Records to use —
────────────────────
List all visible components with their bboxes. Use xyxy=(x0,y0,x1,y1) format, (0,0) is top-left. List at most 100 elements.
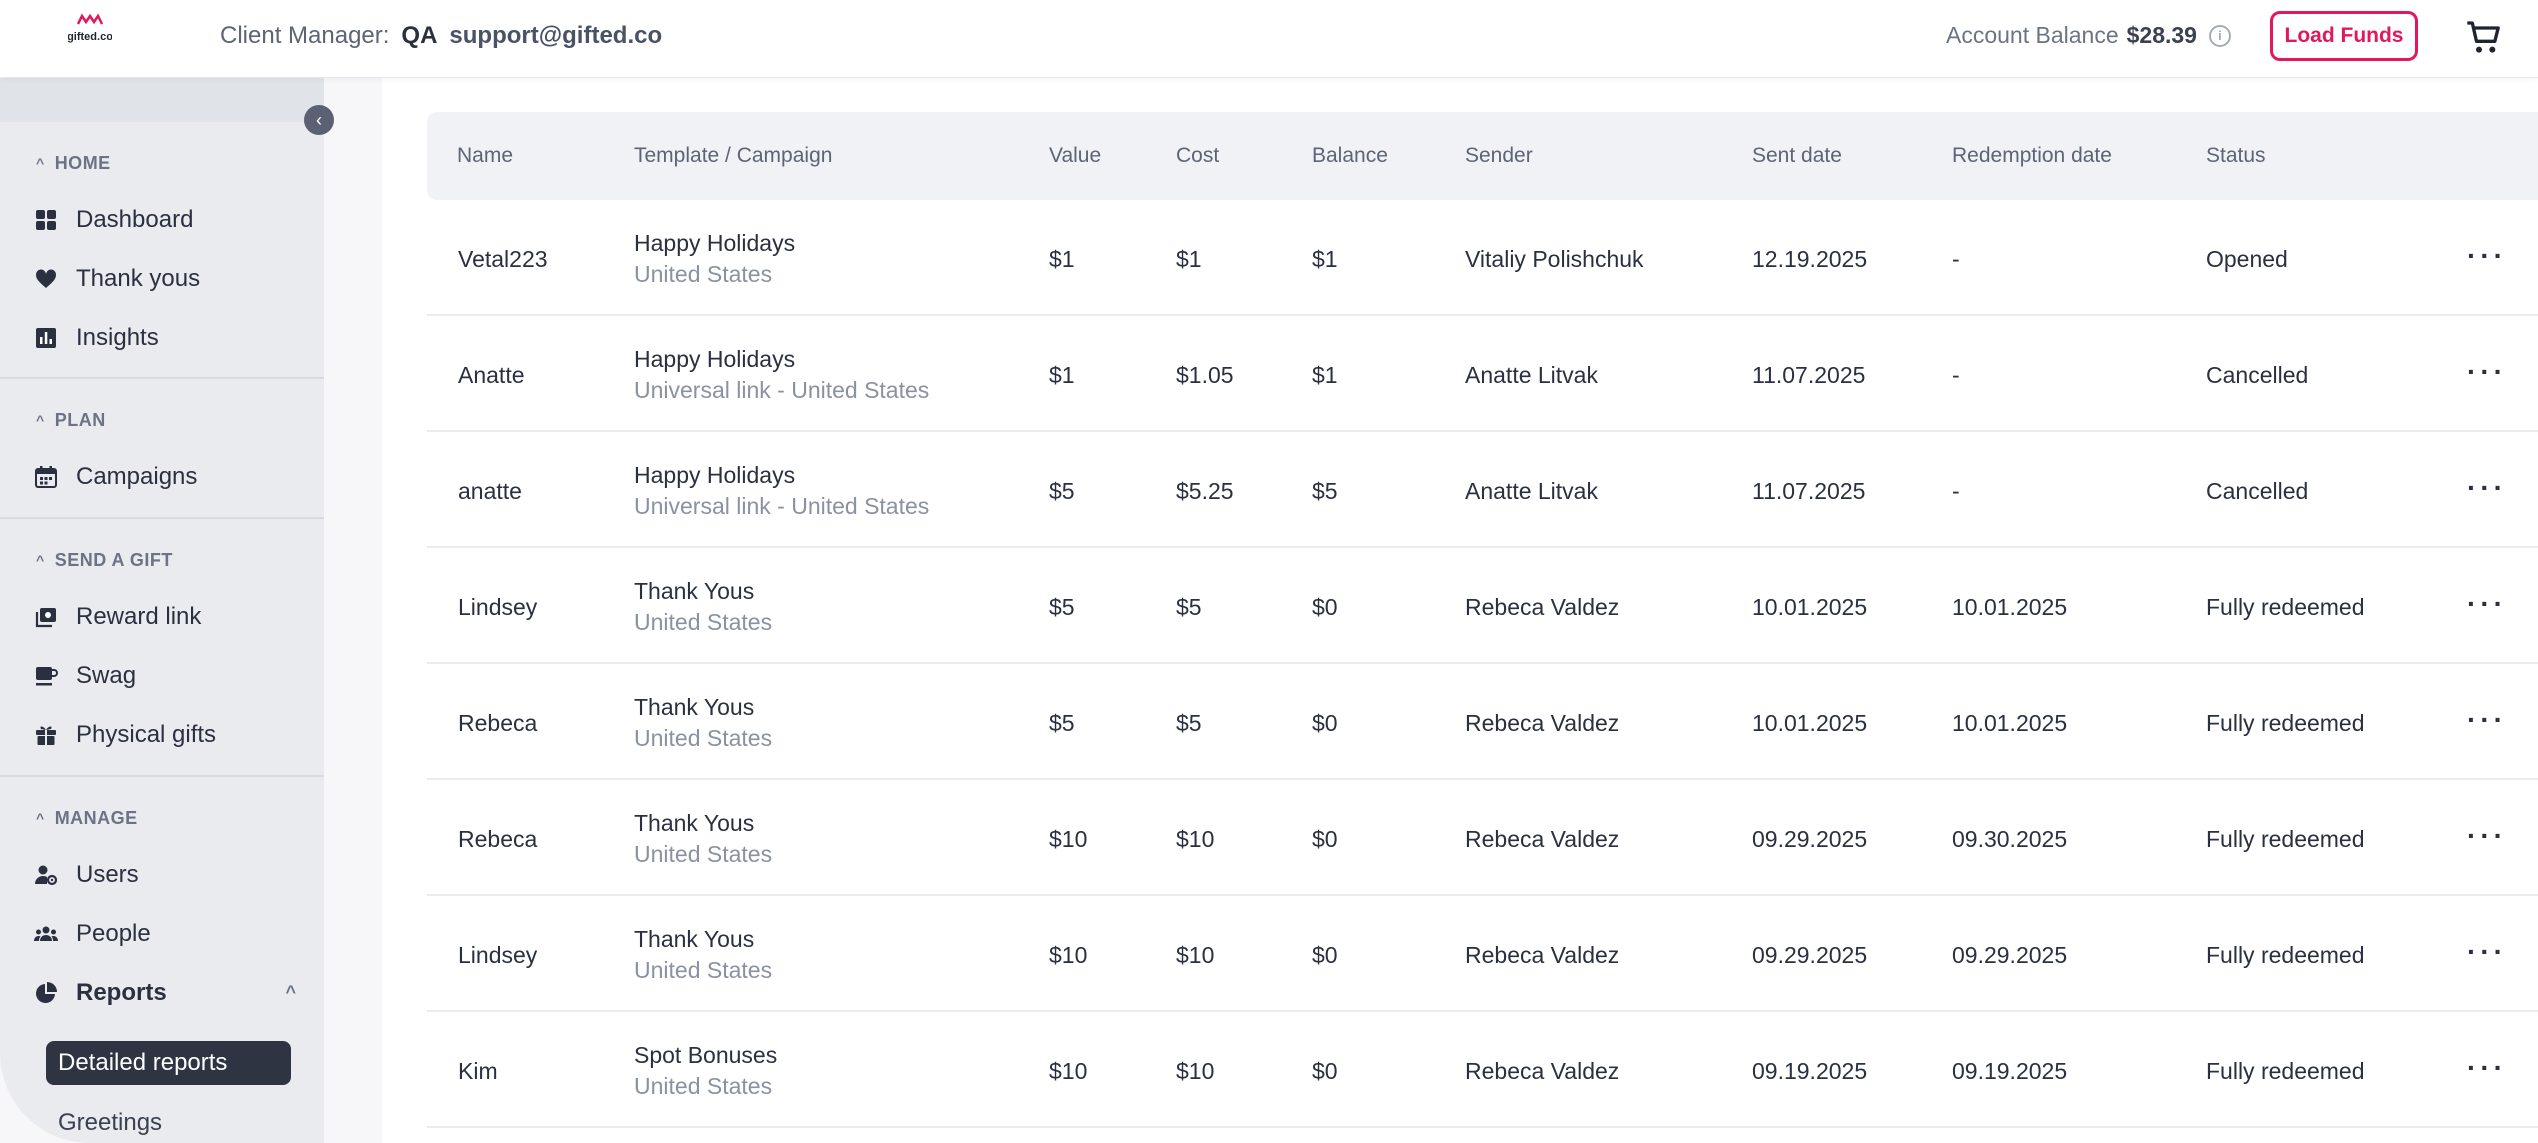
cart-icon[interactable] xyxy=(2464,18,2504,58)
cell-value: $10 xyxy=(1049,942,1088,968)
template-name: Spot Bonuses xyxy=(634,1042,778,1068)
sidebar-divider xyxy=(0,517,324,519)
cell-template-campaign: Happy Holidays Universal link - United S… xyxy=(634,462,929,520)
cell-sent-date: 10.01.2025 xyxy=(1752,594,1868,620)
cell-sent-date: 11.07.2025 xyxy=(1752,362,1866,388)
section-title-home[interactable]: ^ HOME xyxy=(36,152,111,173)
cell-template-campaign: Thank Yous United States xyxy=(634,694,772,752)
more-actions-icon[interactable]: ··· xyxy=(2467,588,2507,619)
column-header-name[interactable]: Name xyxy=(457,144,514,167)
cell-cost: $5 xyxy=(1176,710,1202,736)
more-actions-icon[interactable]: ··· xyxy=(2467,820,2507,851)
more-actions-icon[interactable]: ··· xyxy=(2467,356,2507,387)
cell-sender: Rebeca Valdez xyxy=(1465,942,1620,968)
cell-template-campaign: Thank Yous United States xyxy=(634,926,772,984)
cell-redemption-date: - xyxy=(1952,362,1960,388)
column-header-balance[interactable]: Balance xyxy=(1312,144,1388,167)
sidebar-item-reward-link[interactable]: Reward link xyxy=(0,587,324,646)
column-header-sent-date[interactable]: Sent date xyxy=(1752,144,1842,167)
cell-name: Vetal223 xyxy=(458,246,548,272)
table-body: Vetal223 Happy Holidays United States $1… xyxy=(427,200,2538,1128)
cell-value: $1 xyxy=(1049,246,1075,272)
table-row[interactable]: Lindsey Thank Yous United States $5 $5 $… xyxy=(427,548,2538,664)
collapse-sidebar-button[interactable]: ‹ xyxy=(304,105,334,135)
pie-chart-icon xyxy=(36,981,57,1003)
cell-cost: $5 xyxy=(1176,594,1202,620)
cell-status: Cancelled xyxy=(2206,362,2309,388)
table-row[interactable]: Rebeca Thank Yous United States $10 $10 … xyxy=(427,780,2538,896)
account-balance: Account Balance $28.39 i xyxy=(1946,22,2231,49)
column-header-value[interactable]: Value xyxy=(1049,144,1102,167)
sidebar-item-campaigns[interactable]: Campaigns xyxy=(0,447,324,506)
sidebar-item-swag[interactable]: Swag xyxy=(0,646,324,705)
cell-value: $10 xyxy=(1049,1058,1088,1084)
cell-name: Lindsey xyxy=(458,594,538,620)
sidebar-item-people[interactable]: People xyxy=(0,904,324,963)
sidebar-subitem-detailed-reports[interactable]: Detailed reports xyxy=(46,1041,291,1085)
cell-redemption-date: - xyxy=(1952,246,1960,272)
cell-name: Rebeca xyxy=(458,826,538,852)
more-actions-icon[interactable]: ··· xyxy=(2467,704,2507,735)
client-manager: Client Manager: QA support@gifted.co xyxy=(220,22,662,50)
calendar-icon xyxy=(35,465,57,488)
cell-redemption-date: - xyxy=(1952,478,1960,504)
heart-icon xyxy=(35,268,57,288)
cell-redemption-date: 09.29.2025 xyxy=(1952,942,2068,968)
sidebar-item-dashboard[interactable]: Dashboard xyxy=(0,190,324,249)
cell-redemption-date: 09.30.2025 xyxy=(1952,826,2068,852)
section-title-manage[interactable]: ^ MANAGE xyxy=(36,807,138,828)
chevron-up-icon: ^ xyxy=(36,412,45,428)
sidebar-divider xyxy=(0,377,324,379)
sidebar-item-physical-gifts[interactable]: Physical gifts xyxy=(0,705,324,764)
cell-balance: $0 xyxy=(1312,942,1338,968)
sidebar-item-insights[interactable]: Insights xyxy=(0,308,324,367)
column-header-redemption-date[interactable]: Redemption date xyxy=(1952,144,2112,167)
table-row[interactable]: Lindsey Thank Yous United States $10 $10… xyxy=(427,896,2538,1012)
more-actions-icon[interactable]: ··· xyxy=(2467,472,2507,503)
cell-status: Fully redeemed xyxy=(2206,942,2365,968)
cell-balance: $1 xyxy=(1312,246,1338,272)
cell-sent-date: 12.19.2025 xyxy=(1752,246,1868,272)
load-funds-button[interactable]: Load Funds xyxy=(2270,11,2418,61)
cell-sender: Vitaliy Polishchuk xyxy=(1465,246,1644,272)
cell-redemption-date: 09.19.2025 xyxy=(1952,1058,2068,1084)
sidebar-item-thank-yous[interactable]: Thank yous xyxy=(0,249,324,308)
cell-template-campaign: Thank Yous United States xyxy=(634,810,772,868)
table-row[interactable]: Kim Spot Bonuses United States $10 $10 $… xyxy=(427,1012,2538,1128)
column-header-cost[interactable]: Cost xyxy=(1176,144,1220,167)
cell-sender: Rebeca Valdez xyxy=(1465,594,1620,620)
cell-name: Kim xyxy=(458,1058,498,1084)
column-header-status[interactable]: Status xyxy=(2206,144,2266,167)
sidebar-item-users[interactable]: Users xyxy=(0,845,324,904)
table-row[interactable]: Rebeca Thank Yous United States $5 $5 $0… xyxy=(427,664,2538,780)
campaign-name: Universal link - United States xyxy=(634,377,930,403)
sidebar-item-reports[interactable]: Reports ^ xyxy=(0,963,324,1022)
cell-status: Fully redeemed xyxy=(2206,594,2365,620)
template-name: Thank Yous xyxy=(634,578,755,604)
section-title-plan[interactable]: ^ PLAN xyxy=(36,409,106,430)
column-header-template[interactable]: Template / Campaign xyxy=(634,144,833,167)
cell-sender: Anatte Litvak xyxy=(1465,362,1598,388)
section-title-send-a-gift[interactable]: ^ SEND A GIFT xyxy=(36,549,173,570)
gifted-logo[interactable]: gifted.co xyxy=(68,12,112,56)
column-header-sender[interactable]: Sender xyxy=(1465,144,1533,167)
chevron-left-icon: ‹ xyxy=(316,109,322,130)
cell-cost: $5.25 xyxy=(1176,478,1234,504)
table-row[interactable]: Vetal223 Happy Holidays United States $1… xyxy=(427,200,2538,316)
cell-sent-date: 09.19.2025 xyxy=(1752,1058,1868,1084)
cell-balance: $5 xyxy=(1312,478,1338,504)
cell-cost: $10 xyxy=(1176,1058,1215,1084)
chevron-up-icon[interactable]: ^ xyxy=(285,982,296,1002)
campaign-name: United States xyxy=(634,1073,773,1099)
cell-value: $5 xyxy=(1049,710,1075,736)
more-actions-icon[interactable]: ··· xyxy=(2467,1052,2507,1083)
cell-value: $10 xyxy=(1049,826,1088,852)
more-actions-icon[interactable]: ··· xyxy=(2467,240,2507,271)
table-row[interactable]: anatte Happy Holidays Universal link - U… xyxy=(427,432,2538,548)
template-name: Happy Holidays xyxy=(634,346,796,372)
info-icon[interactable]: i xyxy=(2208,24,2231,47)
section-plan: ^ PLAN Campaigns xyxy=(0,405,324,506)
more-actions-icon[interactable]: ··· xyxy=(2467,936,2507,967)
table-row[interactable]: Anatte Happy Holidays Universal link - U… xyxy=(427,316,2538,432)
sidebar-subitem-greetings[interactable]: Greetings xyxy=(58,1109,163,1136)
────────────────────
To do — Rewrite the data as a numbered list, from the line containing "cart-icon[interactable] xyxy=(2464,18,2504,58)" up to and including the line containing "table-body: Vetal223 Happy", with blank lines left out.

Complete answer —
1. cart-icon[interactable] xyxy=(2464,18,2504,58)
2. cell-value: $10 xyxy=(1049,942,1088,968)
3. template-name: Spot Bonuses xyxy=(634,1042,778,1068)
4. sidebar-divider xyxy=(0,517,324,519)
5. cell-template-campaign: Happy Holidays Universal link - United S… xyxy=(634,462,929,520)
6. cell-sent-date: 10.01.2025 xyxy=(1752,594,1868,620)
7. cell-sent-date: 11.07.2025 xyxy=(1752,362,1866,388)
8. section-title-home[interactable]: ^ HOME xyxy=(36,152,111,173)
9. cell-template-campaign: Thank Yous United States xyxy=(634,694,772,752)
10. more-actions-icon[interactable]: ··· xyxy=(2467,588,2507,619)
11. column-header-name[interactable]: Name xyxy=(457,144,514,167)
12. cell-cost: $5 xyxy=(1176,710,1202,736)
13. more-actions-icon[interactable]: ··· xyxy=(2467,820,2507,851)
14. more-actions-icon[interactable]: ··· xyxy=(2467,356,2507,387)
15. cell-sender: Rebeca Valdez xyxy=(1465,942,1620,968)
16. cell-template-campaign: Thank Yous United States xyxy=(634,926,772,984)
17. cell-redemption-date: - xyxy=(1952,362,1960,388)
18. column-header-balance[interactable]: Balance xyxy=(1312,144,1388,167)
19. sidebar-item-reward-link[interactable]: Reward link xyxy=(0,587,324,646)
20. column-header-sent-date[interactable]: Sent date xyxy=(1752,144,1842,167)
21. cell-name: Vetal223 xyxy=(458,246,548,272)
22. table-body: Vetal223 Happy Holidays United States $1… xyxy=(427,200,2538,1128)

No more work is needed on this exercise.